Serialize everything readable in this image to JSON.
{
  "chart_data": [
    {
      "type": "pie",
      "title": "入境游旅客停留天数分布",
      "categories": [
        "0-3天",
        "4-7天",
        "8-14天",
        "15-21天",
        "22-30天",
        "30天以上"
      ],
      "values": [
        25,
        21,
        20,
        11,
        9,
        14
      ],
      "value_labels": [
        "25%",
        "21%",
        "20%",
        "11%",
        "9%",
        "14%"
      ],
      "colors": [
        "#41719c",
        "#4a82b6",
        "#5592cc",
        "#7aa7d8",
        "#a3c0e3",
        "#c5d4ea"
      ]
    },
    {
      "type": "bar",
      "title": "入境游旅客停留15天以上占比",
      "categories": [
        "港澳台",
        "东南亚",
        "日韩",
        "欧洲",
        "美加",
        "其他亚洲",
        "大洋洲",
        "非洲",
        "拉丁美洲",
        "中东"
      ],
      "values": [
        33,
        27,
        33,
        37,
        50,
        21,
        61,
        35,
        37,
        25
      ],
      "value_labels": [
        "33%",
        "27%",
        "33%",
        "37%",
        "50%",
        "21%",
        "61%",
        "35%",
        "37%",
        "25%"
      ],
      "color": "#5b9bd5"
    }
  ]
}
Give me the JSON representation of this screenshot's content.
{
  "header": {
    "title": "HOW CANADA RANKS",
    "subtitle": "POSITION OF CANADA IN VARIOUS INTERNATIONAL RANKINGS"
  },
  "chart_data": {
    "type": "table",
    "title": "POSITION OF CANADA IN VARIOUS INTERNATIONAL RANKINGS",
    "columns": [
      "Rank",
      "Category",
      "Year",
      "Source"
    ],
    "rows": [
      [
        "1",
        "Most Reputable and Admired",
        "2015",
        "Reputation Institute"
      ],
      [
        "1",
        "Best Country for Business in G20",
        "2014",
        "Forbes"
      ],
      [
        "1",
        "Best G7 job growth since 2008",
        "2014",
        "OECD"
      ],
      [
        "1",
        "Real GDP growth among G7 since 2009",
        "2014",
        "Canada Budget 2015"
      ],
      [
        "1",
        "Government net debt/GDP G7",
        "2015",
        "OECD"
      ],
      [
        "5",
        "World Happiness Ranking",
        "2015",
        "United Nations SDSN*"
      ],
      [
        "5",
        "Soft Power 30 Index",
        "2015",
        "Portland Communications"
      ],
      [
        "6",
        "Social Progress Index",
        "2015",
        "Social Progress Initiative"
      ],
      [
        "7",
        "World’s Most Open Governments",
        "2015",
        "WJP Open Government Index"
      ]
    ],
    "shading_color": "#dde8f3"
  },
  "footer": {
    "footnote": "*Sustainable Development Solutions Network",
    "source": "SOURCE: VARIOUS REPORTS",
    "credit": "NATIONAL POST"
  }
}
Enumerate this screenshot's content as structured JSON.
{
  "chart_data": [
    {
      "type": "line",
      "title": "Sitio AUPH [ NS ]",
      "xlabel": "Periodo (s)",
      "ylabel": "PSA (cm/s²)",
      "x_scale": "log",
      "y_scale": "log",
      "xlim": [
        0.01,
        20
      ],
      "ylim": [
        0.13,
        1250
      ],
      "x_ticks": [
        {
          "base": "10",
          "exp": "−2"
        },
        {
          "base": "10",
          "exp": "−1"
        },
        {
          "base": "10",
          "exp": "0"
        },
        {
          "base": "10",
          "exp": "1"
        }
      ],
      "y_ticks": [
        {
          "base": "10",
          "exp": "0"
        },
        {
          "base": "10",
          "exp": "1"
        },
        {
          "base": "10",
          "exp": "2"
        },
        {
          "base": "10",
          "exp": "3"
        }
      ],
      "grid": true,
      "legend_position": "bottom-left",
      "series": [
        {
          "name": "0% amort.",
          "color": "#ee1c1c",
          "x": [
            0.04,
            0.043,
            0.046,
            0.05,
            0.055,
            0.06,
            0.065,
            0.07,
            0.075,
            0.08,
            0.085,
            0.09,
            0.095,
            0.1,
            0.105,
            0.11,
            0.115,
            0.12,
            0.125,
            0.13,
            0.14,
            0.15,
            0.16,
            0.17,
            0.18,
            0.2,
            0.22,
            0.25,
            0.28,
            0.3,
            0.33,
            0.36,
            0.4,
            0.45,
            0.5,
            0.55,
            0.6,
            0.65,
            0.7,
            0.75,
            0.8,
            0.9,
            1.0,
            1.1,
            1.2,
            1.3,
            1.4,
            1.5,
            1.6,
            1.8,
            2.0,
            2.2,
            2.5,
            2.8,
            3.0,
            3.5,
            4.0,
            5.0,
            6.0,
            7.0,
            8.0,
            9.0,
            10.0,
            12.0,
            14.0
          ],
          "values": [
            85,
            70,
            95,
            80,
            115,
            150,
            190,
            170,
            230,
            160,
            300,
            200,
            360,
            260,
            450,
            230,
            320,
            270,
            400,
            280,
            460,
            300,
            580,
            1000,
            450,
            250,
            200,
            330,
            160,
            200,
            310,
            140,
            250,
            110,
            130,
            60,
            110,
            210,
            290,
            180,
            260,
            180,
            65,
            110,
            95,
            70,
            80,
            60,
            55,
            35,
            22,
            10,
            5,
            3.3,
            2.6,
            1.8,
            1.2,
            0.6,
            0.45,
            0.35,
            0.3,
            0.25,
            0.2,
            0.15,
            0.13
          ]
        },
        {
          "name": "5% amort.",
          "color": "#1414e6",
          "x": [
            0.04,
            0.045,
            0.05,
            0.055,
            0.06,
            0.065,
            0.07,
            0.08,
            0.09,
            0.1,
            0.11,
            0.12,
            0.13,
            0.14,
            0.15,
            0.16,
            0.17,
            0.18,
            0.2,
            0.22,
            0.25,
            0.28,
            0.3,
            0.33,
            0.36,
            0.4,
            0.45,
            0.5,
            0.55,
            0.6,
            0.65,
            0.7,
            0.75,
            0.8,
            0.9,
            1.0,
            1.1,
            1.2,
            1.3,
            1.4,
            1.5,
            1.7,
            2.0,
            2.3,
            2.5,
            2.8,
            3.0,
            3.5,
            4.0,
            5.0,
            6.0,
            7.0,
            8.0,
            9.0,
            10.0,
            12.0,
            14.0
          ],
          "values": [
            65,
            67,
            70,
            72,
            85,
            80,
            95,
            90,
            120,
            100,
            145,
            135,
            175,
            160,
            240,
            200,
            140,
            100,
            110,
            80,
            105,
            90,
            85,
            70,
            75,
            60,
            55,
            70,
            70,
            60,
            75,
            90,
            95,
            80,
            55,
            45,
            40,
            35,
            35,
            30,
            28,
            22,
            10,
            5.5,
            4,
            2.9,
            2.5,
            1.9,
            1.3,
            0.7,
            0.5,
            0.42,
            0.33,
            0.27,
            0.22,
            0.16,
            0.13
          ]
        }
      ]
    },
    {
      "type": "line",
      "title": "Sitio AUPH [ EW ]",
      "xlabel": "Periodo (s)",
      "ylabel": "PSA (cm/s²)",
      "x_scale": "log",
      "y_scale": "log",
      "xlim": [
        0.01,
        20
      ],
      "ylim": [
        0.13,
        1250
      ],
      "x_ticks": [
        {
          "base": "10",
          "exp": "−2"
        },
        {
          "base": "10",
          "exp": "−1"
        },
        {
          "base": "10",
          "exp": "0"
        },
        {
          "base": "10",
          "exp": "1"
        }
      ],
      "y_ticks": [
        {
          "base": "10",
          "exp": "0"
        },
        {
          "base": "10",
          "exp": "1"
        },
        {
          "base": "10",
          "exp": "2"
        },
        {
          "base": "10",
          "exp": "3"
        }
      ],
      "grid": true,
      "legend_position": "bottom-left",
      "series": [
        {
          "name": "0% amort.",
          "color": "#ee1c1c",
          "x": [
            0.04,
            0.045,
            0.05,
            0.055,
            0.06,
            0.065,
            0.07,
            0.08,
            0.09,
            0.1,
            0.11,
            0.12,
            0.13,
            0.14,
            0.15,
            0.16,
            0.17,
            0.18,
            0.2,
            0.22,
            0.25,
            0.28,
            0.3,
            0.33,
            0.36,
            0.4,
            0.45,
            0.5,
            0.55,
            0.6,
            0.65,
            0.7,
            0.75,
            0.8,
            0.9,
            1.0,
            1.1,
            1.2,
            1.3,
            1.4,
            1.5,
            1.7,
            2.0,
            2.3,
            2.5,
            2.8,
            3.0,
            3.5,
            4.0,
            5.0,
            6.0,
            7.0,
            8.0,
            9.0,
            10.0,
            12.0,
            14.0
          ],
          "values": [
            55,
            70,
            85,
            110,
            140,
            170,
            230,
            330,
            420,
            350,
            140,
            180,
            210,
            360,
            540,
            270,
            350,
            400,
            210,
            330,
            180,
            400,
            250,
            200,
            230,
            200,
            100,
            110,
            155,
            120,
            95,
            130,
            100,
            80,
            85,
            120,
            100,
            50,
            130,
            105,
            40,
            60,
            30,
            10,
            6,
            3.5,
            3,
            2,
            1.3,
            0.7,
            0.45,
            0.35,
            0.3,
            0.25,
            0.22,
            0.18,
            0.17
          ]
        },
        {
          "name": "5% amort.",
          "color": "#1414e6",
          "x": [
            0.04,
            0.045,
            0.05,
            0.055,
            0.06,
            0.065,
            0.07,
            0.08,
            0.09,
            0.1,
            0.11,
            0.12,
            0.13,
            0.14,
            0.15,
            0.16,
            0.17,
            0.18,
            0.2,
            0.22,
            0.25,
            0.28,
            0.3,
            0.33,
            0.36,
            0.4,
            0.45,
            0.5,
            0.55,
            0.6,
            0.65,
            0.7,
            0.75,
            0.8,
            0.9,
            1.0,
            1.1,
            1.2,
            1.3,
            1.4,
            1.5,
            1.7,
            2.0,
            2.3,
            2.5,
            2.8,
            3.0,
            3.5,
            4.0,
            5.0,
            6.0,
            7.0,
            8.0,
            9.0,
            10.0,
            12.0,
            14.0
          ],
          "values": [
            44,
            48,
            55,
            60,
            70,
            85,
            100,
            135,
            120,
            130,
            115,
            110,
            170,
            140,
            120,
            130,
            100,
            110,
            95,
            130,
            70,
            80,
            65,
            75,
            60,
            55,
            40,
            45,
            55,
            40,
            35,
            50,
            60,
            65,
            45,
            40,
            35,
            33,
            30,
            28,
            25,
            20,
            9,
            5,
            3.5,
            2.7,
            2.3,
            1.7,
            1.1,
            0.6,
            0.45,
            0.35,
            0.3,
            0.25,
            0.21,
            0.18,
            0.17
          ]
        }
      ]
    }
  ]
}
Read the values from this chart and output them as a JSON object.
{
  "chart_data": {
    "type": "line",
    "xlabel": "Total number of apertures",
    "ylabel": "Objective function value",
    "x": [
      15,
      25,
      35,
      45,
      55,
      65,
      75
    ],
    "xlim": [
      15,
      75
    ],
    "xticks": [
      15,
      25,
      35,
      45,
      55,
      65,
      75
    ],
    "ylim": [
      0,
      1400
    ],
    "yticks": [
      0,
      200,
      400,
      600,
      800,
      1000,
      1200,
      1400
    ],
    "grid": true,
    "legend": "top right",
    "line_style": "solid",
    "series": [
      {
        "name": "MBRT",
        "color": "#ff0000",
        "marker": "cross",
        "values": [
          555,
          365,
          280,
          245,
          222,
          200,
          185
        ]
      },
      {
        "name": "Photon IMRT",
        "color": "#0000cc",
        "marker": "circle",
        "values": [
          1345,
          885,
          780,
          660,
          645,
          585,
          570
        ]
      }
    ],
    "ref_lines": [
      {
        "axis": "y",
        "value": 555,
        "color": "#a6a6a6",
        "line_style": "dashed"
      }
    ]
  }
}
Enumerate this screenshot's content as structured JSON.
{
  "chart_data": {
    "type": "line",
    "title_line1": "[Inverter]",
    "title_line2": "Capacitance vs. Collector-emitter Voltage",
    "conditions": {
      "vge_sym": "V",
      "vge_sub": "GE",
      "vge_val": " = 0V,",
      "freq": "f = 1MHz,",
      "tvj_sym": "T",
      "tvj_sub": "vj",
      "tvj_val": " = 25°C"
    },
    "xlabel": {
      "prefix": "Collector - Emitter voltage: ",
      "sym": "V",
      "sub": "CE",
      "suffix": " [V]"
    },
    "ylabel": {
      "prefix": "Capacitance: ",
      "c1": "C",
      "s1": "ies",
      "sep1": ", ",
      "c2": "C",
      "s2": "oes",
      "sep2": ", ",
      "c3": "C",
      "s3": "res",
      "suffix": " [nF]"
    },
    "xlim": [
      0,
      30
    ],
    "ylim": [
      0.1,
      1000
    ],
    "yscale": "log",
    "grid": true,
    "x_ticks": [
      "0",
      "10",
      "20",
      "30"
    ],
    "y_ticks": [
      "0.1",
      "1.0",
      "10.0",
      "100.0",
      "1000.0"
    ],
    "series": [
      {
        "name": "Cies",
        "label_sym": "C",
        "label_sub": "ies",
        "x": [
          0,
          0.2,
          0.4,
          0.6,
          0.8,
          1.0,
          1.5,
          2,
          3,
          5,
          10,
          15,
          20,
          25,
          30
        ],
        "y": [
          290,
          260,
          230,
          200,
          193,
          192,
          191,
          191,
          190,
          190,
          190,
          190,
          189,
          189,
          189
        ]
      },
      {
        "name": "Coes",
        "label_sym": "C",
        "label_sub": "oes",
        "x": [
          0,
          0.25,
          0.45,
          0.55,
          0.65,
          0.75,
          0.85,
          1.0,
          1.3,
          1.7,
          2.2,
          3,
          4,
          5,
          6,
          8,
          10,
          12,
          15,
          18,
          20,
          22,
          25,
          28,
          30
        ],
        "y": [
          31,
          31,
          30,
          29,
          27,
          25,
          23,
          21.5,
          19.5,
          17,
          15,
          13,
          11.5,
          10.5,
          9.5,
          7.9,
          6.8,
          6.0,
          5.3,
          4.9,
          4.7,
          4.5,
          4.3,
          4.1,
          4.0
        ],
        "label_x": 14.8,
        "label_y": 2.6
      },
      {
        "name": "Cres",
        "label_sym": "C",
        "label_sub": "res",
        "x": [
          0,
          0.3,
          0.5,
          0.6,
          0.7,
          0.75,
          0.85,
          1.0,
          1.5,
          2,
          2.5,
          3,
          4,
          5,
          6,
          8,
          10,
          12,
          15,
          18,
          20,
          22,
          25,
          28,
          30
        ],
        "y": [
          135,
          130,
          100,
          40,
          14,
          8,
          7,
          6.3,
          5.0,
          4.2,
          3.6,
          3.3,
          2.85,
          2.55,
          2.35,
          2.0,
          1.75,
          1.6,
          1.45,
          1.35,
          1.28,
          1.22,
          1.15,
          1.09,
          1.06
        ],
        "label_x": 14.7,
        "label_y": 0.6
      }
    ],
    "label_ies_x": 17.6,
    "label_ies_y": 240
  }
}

• • • • •

Short problem: Tell how many lines contain the word "World", using only the number.

Task solution: 2